Your answer is a single number: how many lines hold the word "ByLayer"?

------------------------

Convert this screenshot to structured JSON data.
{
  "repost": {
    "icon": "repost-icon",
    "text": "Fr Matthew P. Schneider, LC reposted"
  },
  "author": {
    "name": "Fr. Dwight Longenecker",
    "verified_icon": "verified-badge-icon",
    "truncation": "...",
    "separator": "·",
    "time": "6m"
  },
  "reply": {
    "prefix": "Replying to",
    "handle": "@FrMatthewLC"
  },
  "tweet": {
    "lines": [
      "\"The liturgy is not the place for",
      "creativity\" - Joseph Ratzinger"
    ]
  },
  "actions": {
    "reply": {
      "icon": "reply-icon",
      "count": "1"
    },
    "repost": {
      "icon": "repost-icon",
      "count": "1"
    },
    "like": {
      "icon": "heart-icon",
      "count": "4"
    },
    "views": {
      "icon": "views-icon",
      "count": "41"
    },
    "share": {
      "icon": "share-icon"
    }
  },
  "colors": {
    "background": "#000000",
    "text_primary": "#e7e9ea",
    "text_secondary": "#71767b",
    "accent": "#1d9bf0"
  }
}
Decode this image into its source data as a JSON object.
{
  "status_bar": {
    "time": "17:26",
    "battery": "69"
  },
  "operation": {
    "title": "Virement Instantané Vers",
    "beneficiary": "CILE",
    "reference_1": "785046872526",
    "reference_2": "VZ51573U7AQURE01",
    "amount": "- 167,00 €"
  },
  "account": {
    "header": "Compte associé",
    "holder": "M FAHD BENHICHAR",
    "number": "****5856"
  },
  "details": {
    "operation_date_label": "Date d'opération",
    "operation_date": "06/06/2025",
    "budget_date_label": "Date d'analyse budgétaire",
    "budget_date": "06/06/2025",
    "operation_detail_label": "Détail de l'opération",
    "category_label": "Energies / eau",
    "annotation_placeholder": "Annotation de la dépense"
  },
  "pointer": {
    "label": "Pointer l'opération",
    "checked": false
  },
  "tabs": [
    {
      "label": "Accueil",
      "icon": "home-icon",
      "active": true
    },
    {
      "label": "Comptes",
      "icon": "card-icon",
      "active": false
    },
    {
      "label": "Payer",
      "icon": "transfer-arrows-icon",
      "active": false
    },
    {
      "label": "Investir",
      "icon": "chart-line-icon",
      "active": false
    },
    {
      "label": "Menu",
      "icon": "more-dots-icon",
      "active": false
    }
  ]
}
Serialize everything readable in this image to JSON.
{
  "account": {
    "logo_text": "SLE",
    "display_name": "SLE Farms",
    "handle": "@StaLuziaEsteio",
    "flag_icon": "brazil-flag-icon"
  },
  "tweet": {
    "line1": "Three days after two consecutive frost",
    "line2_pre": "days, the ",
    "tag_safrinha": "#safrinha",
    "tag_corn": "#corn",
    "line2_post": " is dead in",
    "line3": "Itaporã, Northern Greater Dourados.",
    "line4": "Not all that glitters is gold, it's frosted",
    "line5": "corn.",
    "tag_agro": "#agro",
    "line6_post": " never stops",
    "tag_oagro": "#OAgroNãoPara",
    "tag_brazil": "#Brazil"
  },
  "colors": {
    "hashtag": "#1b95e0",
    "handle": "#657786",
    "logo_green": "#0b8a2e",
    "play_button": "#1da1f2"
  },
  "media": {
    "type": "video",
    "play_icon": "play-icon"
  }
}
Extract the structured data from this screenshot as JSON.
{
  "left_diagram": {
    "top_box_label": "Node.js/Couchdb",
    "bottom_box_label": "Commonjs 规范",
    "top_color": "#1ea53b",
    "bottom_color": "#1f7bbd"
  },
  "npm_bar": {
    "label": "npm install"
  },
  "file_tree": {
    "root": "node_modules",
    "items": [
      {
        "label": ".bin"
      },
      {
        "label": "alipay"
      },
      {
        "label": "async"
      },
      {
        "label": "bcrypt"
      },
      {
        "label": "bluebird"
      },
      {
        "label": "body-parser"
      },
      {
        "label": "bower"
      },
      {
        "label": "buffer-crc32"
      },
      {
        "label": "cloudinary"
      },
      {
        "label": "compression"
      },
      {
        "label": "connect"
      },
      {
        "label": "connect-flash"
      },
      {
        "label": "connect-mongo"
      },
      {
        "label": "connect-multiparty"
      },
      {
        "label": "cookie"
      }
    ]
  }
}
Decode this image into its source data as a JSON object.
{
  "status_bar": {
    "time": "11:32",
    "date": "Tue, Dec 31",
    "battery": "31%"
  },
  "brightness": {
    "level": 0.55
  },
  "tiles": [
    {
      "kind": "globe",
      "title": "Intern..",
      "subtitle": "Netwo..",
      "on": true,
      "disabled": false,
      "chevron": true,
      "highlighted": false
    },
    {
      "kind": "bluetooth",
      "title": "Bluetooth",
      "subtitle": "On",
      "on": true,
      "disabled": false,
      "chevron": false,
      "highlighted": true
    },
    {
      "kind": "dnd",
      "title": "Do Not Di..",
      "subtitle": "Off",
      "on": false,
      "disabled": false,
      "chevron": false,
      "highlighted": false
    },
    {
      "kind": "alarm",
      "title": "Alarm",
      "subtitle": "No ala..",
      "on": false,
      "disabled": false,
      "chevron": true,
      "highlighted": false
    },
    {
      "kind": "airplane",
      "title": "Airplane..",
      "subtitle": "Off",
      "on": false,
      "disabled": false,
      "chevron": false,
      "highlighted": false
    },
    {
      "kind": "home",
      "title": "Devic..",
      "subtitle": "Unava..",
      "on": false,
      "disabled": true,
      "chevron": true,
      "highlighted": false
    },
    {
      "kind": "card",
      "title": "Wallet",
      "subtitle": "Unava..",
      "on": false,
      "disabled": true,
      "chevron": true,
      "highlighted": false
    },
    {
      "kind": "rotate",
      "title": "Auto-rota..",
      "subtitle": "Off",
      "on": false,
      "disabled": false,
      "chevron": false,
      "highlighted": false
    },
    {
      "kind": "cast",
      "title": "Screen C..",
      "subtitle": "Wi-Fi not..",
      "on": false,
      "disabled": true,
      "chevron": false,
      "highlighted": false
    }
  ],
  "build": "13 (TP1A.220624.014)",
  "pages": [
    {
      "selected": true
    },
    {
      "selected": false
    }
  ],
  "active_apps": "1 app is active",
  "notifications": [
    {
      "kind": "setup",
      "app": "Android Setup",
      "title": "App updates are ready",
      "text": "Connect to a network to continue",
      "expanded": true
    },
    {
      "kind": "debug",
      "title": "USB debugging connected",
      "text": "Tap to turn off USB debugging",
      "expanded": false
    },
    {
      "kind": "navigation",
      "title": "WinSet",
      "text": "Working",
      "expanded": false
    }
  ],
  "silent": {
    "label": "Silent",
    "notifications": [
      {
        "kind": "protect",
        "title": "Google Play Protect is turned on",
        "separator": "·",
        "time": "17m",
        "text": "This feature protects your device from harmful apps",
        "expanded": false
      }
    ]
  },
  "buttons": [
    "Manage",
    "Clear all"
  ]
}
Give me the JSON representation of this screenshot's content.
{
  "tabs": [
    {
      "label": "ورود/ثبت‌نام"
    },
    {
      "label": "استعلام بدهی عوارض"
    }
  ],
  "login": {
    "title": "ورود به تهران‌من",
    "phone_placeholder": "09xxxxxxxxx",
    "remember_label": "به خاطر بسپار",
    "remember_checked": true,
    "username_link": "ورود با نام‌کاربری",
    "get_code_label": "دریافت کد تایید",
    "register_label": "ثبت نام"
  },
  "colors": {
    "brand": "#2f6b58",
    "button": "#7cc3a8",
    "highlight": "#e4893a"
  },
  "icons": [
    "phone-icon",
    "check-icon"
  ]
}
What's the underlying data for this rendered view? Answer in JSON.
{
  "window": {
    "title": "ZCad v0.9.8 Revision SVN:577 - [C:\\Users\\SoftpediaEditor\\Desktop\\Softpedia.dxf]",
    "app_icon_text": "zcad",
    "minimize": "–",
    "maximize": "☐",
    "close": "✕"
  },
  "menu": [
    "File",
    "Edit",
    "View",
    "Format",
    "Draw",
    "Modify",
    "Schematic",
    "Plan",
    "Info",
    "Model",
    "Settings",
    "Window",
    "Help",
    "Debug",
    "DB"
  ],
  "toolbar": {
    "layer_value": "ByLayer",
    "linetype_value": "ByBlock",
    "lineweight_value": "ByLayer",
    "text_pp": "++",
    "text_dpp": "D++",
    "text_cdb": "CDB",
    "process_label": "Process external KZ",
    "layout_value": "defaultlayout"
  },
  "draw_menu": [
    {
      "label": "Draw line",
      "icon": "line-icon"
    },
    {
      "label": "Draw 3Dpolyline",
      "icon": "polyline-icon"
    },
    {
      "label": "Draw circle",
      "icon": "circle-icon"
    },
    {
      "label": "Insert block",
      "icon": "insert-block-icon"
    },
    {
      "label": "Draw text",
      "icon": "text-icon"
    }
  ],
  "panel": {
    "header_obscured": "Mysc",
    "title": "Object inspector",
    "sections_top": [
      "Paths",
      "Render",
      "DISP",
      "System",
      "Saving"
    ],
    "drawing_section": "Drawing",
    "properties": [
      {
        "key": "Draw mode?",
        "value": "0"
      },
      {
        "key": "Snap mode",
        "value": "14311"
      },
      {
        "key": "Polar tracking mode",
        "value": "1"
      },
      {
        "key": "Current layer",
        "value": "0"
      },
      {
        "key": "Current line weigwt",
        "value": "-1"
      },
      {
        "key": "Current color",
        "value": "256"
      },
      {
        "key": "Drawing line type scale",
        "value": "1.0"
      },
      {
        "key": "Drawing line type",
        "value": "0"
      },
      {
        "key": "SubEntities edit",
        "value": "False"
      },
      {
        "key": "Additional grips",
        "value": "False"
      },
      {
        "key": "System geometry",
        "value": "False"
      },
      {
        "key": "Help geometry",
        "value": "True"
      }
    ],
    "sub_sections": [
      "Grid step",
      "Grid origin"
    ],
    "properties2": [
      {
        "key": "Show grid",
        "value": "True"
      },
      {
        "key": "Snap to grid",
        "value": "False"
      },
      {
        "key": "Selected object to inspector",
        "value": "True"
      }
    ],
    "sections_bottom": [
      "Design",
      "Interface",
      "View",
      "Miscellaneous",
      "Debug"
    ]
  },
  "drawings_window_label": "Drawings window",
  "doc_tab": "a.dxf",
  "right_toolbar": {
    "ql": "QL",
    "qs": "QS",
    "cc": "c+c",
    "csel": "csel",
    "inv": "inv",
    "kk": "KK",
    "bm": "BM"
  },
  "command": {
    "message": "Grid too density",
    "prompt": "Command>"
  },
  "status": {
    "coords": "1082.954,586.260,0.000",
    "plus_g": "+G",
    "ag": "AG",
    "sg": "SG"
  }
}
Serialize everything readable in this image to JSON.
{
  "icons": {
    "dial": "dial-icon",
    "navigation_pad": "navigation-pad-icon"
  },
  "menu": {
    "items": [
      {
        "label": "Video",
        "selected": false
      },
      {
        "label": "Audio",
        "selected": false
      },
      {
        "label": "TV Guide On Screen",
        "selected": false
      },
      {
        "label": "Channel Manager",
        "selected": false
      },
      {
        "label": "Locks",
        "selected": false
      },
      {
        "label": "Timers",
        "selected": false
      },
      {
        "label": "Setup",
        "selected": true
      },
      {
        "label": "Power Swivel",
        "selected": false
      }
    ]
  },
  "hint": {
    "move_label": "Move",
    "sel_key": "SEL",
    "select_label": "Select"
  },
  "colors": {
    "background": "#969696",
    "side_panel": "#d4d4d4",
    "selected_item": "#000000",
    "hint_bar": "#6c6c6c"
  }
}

------------------------

#### Correct response
2